Material shown:
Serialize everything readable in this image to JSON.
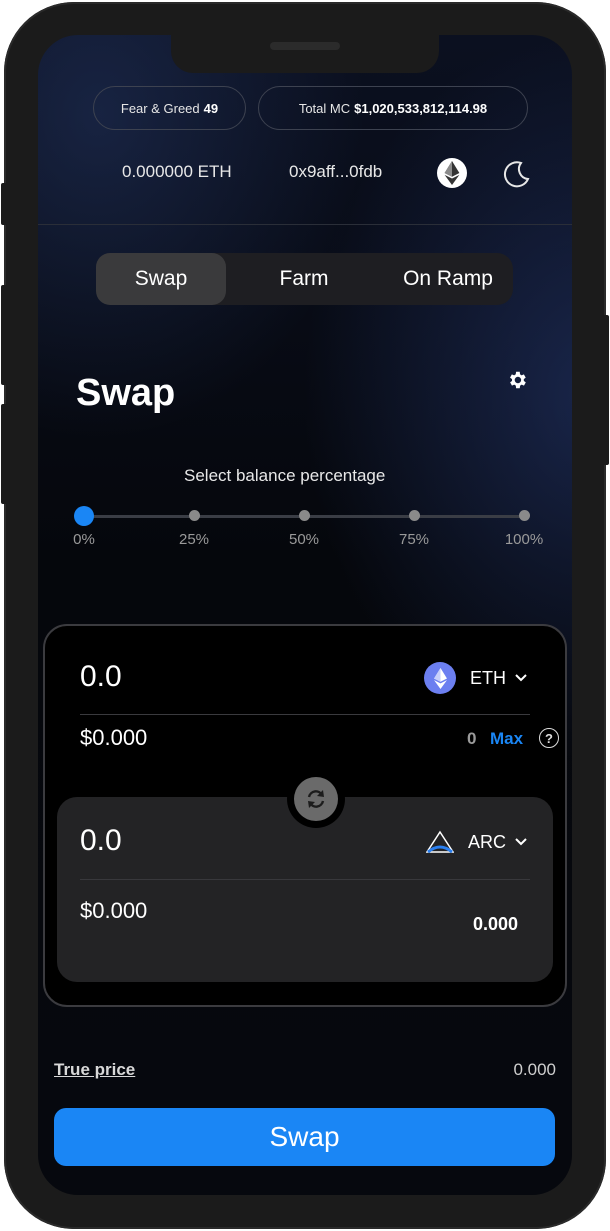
{
  "header": {
    "fear_greed_label": "Fear & Greed",
    "fear_greed_value": "49",
    "total_mc_label": "Total MC",
    "total_mc_value": "$1,020,533,812,114.98",
    "balance": "0.000000 ETH",
    "address": "0x9aff...0fdb",
    "network_icon": "ethereum-icon",
    "theme_icon": "moon-icon"
  },
  "tabs": [
    {
      "label": "Swap",
      "active": true
    },
    {
      "label": "Farm",
      "active": false
    },
    {
      "label": "On Ramp",
      "active": false
    }
  ],
  "page": {
    "title": "Swap",
    "settings_icon": "gear-icon",
    "slider_label": "Select balance percentage",
    "slider_stops": [
      "0%",
      "25%",
      "50%",
      "75%",
      "100%"
    ],
    "slider_value": 0
  },
  "from": {
    "amount": "0.0",
    "usd": "$0.000",
    "token": "ETH",
    "balance": "0",
    "max_label": "Max",
    "help": "?"
  },
  "to": {
    "amount": "0.0",
    "usd": "$0.000",
    "token": "ARC",
    "balance": "0.000"
  },
  "footer": {
    "true_price_label": "True price",
    "true_price_value": "0.000",
    "swap_button": "Swap"
  },
  "colors": {
    "accent": "#1a86f5",
    "background": "#05070c",
    "card": "#232325"
  }
}
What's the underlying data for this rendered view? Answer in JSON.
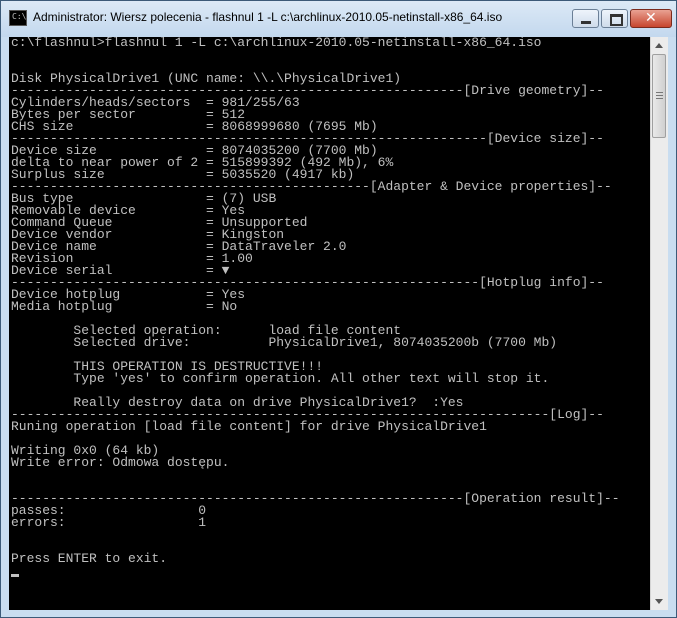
{
  "window": {
    "title": "Administrator: Wiersz polecenia - flashnul  1 -L c:\\archlinux-2010.05-netinstall-x86_64.iso",
    "icon_label": "C:\\",
    "icon": "console-icon"
  },
  "controls": {
    "minimize_icon": "minimize-icon",
    "maximize_icon": "maximize-icon",
    "close_icon": "close-icon",
    "close_glyph": "✕"
  },
  "console": {
    "lines": [
      "c:\\flashnul>flashnul 1 -L c:\\archlinux-2010.05-netinstall-x86_64.iso",
      "",
      "",
      "Disk PhysicalDrive1 (UNC name: \\\\.\\PhysicalDrive1)",
      "----------------------------------------------------------[Drive geometry]--",
      "Cylinders/heads/sectors  = 981/255/63",
      "Bytes per sector         = 512",
      "CHS size                 = 8068999680 (7695 Mb)",
      "-------------------------------------------------------------[Device size]--",
      "Device size              = 8074035200 (7700 Mb)",
      "delta to near power of 2 = 515899392 (492 Mb), 6%",
      "Surplus size             = 5035520 (4917 kb)",
      "----------------------------------------------[Adapter & Device properties]--",
      "Bus type                 = (7) USB",
      "Removable device         = Yes",
      "Command Queue            = Unsupported",
      "Device vendor            = Kingston",
      "Device name              = DataTraveler 2.0",
      "Revision                 = 1.00",
      "Device serial            = ▼",
      "------------------------------------------------------------[Hotplug info]--",
      "Device hotplug           = Yes",
      "Media hotplug            = No",
      "",
      "        Selected operation:      load file content",
      "        Selected drive:          PhysicalDrive1, 8074035200b (7700 Mb)",
      "",
      "        THIS OPERATION IS DESTRUCTIVE!!!",
      "        Type 'yes' to confirm operation. All other text will stop it.",
      "",
      "        Really destroy data on drive PhysicalDrive1?  :Yes",
      "---------------------------------------------------------------------[Log]--",
      "Runing operation [load file content] for drive PhysicalDrive1",
      "",
      "Writing 0x0 (64 kb)",
      "Write error: Odmowa dostępu.",
      "",
      "",
      "----------------------------------------------------------[Operation result]--",
      "passes:                 0",
      "errors:                 1",
      "",
      "",
      "Press ENTER to exit.",
      ""
    ]
  },
  "scrollbar": {
    "up_icon": "scroll-up-arrow-icon",
    "down_icon": "scroll-down-arrow-icon"
  }
}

What this task involves:
Look through the listing above and count the lines where the string "size" appears. Report the number only.

Response for this exercise:
4